▶ Supplied records
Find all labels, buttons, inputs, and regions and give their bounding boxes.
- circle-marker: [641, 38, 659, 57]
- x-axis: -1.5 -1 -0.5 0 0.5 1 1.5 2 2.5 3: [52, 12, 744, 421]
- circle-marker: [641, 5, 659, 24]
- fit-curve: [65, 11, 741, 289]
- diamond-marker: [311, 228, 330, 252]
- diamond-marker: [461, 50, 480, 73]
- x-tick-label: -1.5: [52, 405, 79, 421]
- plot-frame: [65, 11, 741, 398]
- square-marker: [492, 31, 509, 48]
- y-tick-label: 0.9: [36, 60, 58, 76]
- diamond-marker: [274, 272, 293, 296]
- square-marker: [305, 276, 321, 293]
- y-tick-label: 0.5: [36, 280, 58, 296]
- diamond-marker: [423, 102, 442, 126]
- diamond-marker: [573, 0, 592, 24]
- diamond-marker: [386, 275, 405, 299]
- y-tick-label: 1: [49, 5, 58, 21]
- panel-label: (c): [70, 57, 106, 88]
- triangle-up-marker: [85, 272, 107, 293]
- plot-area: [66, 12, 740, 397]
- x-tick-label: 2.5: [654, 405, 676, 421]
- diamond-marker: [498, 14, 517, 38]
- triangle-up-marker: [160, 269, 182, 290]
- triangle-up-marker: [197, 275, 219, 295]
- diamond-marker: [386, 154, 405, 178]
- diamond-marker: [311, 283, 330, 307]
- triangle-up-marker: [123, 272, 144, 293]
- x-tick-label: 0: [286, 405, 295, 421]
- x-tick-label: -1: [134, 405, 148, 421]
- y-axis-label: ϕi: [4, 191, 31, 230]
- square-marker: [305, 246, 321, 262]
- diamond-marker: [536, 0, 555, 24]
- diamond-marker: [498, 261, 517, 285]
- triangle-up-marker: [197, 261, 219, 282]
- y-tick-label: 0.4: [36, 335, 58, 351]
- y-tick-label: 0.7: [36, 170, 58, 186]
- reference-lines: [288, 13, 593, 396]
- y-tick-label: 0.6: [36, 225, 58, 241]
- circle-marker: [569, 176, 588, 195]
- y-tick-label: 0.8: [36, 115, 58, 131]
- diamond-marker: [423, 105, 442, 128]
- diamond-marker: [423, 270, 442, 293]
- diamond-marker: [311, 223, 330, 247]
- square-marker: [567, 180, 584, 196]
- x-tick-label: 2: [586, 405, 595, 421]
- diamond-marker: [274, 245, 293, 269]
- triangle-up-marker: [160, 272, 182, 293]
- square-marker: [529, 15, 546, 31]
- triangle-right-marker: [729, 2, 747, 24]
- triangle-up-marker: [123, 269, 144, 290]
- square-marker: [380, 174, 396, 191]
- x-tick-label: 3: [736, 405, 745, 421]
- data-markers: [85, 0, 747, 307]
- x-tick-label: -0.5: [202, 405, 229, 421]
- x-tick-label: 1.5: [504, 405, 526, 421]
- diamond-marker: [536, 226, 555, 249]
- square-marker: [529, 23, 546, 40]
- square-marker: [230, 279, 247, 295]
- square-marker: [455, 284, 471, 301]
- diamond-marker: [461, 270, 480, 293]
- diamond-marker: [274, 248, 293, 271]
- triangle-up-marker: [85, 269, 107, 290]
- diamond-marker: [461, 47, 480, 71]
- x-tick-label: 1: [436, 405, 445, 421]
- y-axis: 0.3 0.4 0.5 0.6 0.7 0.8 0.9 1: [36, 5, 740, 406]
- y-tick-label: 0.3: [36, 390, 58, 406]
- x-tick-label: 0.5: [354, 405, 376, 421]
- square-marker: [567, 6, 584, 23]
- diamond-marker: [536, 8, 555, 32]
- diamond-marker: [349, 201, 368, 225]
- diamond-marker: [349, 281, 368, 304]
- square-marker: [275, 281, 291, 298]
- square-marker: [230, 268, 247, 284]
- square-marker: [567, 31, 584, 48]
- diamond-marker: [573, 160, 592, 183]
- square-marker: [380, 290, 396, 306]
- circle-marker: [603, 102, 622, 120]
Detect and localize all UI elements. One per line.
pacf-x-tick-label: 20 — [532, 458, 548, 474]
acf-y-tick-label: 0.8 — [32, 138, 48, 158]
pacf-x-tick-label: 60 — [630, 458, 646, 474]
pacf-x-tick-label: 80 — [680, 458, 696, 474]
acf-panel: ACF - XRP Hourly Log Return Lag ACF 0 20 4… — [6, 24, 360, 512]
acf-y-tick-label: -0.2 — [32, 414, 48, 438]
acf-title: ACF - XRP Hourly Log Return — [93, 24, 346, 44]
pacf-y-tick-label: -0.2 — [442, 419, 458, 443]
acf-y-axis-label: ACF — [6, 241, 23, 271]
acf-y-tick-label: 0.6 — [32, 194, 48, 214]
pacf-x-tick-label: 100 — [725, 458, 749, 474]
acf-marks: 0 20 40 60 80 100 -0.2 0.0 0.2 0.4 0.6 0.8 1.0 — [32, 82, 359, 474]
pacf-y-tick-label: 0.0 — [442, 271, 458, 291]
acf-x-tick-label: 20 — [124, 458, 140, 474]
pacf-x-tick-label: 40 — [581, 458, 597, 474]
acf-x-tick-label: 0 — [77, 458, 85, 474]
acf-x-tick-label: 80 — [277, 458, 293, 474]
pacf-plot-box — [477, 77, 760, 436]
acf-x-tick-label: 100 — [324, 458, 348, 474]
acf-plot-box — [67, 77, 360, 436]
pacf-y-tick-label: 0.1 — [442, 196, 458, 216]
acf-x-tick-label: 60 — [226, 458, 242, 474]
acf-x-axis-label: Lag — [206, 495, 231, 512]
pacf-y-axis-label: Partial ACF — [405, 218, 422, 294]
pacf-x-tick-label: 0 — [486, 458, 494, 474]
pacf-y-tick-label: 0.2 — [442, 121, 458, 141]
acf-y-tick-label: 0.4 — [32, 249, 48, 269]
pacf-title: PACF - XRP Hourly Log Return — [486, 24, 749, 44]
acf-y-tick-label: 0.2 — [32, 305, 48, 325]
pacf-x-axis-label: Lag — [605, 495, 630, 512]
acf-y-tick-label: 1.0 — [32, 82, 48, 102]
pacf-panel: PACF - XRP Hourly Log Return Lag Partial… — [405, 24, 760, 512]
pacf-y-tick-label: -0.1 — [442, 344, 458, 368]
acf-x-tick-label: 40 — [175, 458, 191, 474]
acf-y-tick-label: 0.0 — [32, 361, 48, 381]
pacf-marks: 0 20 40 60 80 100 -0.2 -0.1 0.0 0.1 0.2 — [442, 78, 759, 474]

▶ Work to complete
Transcribe every line of the material above verbatim.

▶ Solution
Find all labels, buttons, inputs, and regions and give their bounding boxes.
- circle-marker: [641, 38, 659, 57]
- x-axis: -1.5 -1 -0.5 0 0.5 1 1.5 2 2.5 3: [52, 12, 744, 421]
- circle-marker: [641, 5, 659, 24]
- fit-curve: [65, 11, 741, 289]
- diamond-marker: [311, 228, 330, 252]
- diamond-marker: [461, 50, 480, 73]
- x-tick-label: -1.5: [52, 405, 79, 421]
- plot-frame: [65, 11, 741, 398]
- square-marker: [492, 31, 509, 48]
- y-tick-label: 0.9: [36, 60, 58, 76]
- diamond-marker: [274, 272, 293, 296]
- square-marker: [305, 276, 321, 293]
- y-tick-label: 0.5: [36, 280, 58, 296]
- diamond-marker: [423, 102, 442, 126]
- diamond-marker: [573, 0, 592, 24]
- diamond-marker: [386, 275, 405, 299]
- y-tick-label: 1: [49, 5, 58, 21]
- panel-label: (c): [70, 57, 106, 88]
- triangle-up-marker: [85, 272, 107, 293]
- plot-area: [66, 12, 740, 397]
- x-tick-label: 2.5: [654, 405, 676, 421]
- diamond-marker: [498, 14, 517, 38]
- triangle-up-marker: [160, 269, 182, 290]
- triangle-up-marker: [197, 275, 219, 295]
- diamond-marker: [386, 154, 405, 178]
- diamond-marker: [311, 283, 330, 307]
- triangle-up-marker: [123, 272, 144, 293]
- x-tick-label: 0: [286, 405, 295, 421]
- x-tick-label: -1: [134, 405, 148, 421]
- y-axis-label: ϕi: [4, 191, 31, 230]
- square-marker: [305, 246, 321, 262]
- diamond-marker: [536, 0, 555, 24]
- diamond-marker: [498, 261, 517, 285]
- triangle-up-marker: [197, 261, 219, 282]
- y-tick-label: 0.4: [36, 335, 58, 351]
- y-tick-label: 0.7: [36, 170, 58, 186]
- reference-lines: [288, 13, 593, 396]
- y-tick-label: 0.6: [36, 225, 58, 241]
- circle-marker: [569, 176, 588, 195]
- y-tick-label: 0.8: [36, 115, 58, 131]
- diamond-marker: [423, 105, 442, 128]
- diamond-marker: [423, 270, 442, 293]
- diamond-marker: [311, 223, 330, 247]
- square-marker: [567, 180, 584, 196]
- x-tick-label: 2: [586, 405, 595, 421]
- diamond-marker: [274, 245, 293, 269]
- triangle-up-marker: [160, 272, 182, 293]
- square-marker: [529, 15, 546, 31]
- triangle-right-marker: [729, 2, 747, 24]
- triangle-up-marker: [123, 269, 144, 290]
- square-marker: [380, 174, 396, 191]
- x-tick-label: 3: [736, 405, 745, 421]
- data-markers: [85, 0, 747, 307]
- x-tick-label: -0.5: [202, 405, 229, 421]
- x-tick-label: 1.5: [504, 405, 526, 421]
- diamond-marker: [536, 226, 555, 249]
- square-marker: [529, 23, 546, 40]
- square-marker: [230, 279, 247, 295]
- square-marker: [455, 284, 471, 301]
- diamond-marker: [461, 270, 480, 293]
- diamond-marker: [274, 248, 293, 271]
- triangle-up-marker: [85, 269, 107, 290]
- diamond-marker: [461, 47, 480, 71]
- x-tick-label: 1: [436, 405, 445, 421]
- y-axis: 0.3 0.4 0.5 0.6 0.7 0.8 0.9 1: [36, 5, 740, 406]
- y-tick-label: 0.3: [36, 390, 58, 406]
- x-tick-label: 0.5: [354, 405, 376, 421]
- square-marker: [567, 6, 584, 23]
- diamond-marker: [536, 8, 555, 32]
- diamond-marker: [349, 201, 368, 225]
- diamond-marker: [349, 281, 368, 304]
- square-marker: [275, 281, 291, 298]
- square-marker: [230, 268, 247, 284]
- square-marker: [567, 31, 584, 48]
- diamond-marker: [573, 160, 592, 183]
- square-marker: [380, 290, 396, 306]
- circle-marker: [603, 102, 622, 120]
Detect and localize all UI elements. One per line.
pacf-x-tick-label: 20 — [532, 458, 548, 474]
acf-y-tick-label: 0.8 — [32, 138, 48, 158]
pacf-x-tick-label: 60 — [630, 458, 646, 474]
pacf-x-tick-label: 80 — [680, 458, 696, 474]
acf-panel: ACF - XRP Hourly Log Return Lag ACF 0 20 4… — [6, 24, 360, 512]
acf-y-tick-label: -0.2 — [32, 414, 48, 438]
acf-title: ACF - XRP Hourly Log Return — [93, 24, 346, 44]
pacf-y-tick-label: -0.2 — [442, 419, 458, 443]
acf-y-axis-label: ACF — [6, 241, 23, 271]
acf-y-tick-label: 0.6 — [32, 194, 48, 214]
pacf-x-tick-label: 100 — [725, 458, 749, 474]
acf-marks: 0 20 40 60 80 100 -0.2 0.0 0.2 0.4 0.6 0.8 1.0 — [32, 82, 359, 474]
pacf-y-tick-label: 0.0 — [442, 271, 458, 291]
acf-x-tick-label: 20 — [124, 458, 140, 474]
pacf-x-tick-label: 40 — [581, 458, 597, 474]
acf-x-tick-label: 0 — [77, 458, 85, 474]
acf-x-tick-label: 80 — [277, 458, 293, 474]
pacf-plot-box — [477, 77, 760, 436]
acf-x-tick-label: 100 — [324, 458, 348, 474]
acf-plot-box — [67, 77, 360, 436]
pacf-y-tick-label: 0.1 — [442, 196, 458, 216]
acf-x-tick-label: 60 — [226, 458, 242, 474]
acf-x-axis-label: Lag — [206, 495, 231, 512]
pacf-y-axis-label: Partial ACF — [405, 218, 422, 294]
pacf-x-tick-label: 0 — [486, 458, 494, 474]
pacf-y-tick-label: 0.2 — [442, 121, 458, 141]
acf-y-tick-label: 0.4 — [32, 249, 48, 269]
pacf-title: PACF - XRP Hourly Log Return — [486, 24, 749, 44]
acf-y-tick-label: 0.2 — [32, 305, 48, 325]
pacf-x-axis-label: Lag — [605, 495, 630, 512]
acf-y-tick-label: 1.0 — [32, 82, 48, 102]
pacf-panel: PACF - XRP Hourly Log Return Lag Partial… — [405, 24, 760, 512]
pacf-y-tick-label: -0.1 — [442, 344, 458, 368]
acf-x-tick-label: 40 — [175, 458, 191, 474]
acf-y-tick-label: 0.0 — [32, 361, 48, 381]
pacf-marks: 0 20 40 60 80 100 -0.2 -0.1 0.0 0.1 0.2 — [442, 78, 759, 474]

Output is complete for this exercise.